• Exercise prompt
Your task is to output the entries below word for word.

══ Entries ══

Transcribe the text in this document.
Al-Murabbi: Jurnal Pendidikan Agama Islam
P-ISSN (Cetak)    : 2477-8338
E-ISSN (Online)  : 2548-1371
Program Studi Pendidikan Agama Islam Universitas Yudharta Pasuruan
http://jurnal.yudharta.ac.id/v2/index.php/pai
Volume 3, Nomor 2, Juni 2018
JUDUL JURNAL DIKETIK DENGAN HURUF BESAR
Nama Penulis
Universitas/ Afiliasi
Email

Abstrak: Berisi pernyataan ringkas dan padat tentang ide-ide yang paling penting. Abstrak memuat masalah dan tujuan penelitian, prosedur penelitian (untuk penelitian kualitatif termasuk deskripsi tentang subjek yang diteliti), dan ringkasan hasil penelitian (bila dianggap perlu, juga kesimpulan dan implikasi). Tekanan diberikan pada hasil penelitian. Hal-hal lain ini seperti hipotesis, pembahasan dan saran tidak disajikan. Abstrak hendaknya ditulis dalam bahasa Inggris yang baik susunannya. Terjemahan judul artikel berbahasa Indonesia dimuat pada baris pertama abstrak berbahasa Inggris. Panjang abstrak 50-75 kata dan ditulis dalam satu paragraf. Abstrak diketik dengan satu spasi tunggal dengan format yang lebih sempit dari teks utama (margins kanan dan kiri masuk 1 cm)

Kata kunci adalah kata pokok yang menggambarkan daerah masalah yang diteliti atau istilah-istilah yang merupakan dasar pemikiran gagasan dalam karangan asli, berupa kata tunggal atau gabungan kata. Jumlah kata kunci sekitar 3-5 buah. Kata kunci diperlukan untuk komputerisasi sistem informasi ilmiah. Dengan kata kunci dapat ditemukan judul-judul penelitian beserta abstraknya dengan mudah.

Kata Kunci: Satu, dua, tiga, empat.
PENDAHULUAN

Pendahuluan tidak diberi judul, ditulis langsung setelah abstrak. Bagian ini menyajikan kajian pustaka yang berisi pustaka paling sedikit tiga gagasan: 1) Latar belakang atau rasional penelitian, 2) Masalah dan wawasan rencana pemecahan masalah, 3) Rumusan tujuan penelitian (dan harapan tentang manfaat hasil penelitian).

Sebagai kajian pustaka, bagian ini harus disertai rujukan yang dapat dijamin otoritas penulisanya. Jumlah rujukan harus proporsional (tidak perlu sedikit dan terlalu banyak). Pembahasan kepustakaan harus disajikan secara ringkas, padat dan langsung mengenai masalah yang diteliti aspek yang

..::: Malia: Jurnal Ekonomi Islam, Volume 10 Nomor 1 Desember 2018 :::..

═══

• The response
Transcribe the text in this document.
Al-Murabbi: Jurnal Pendidikan Agama Islam
P-ISSN (Cetak)    : 2477-8338
E-ISSN (Online)  : 2548-1371
Program Studi Pendidikan Agama Islam Universitas Yudharta Pasuruan
http://jurnal.yudharta.ac.id/v2/index.php/pai
Volume 3, Nomor 2, Juni 2018
JUDUL JURNAL DIKETIK DENGAN HURUF BESAR
Nama Penulis
Universitas/ Afiliasi
Email

Abstrak: Berisi pernyataan ringkas dan padat tentang ide-ide yang paling penting. Abstrak memuat masalah dan tujuan penelitian, prosedur penelitian (untuk penelitian kualitatif termasuk deskripsi tentang subjek yang diteliti), dan ringkasan hasil penelitian (bila dianggap perlu, juga kesimpulan dan implikasi). Tekanan diberikan pada hasil penelitian. Hal-hal lain ini seperti hipotesis, pembahasan dan saran tidak disajikan. Abstrak hendaknya ditulis dalam bahasa Inggris yang baik susunannya. Terjemahan judul artikel berbahasa Indonesia dimuat pada baris pertama abstrak berbahasa Inggris. Panjang abstrak 50-75 kata dan ditulis dalam satu paragraf. Abstrak diketik dengan satu spasi tunggal dengan format yang lebih sempit dari teks utama (margins kanan dan kiri masuk 1 cm)

Kata kunci adalah kata pokok yang menggambarkan daerah masalah yang diteliti atau istilah-istilah yang merupakan dasar pemikiran gagasan dalam karangan asli, berupa kata tunggal atau gabungan kata. Jumlah kata kunci sekitar 3-5 buah. Kata kunci diperlukan untuk komputerisasi sistem informasi ilmiah. Dengan kata kunci dapat ditemukan judul-judul penelitian beserta abstraknya dengan mudah.

Kata Kunci: Satu, dua, tiga, empat.
PENDAHULUAN

Pendahuluan tidak diberi judul, ditulis langsung setelah abstrak. Bagian ini menyajikan kajian pustaka yang berisi pustaka paling sedikit tiga gagasan: 1) Latar belakang atau rasional penelitian, 2) Masalah dan wawasan rencana pemecahan masalah, 3) Rumusan tujuan penelitian (dan harapan tentang manfaat hasil penelitian).

Sebagai kajian pustaka, bagian ini harus disertai rujukan yang dapat dijamin otoritas penulisanya. Jumlah rujukan harus proporsional (tidak perlu sedikit dan terlalu banyak). Pembahasan kepustakaan harus disajikan secara ringkas, padat dan langsung mengenai masalah yang diteliti aspek yang

..::: Malia: Jurnal Ekonomi Islam, Volume 10 Nomor 1 Desember 2018 :::..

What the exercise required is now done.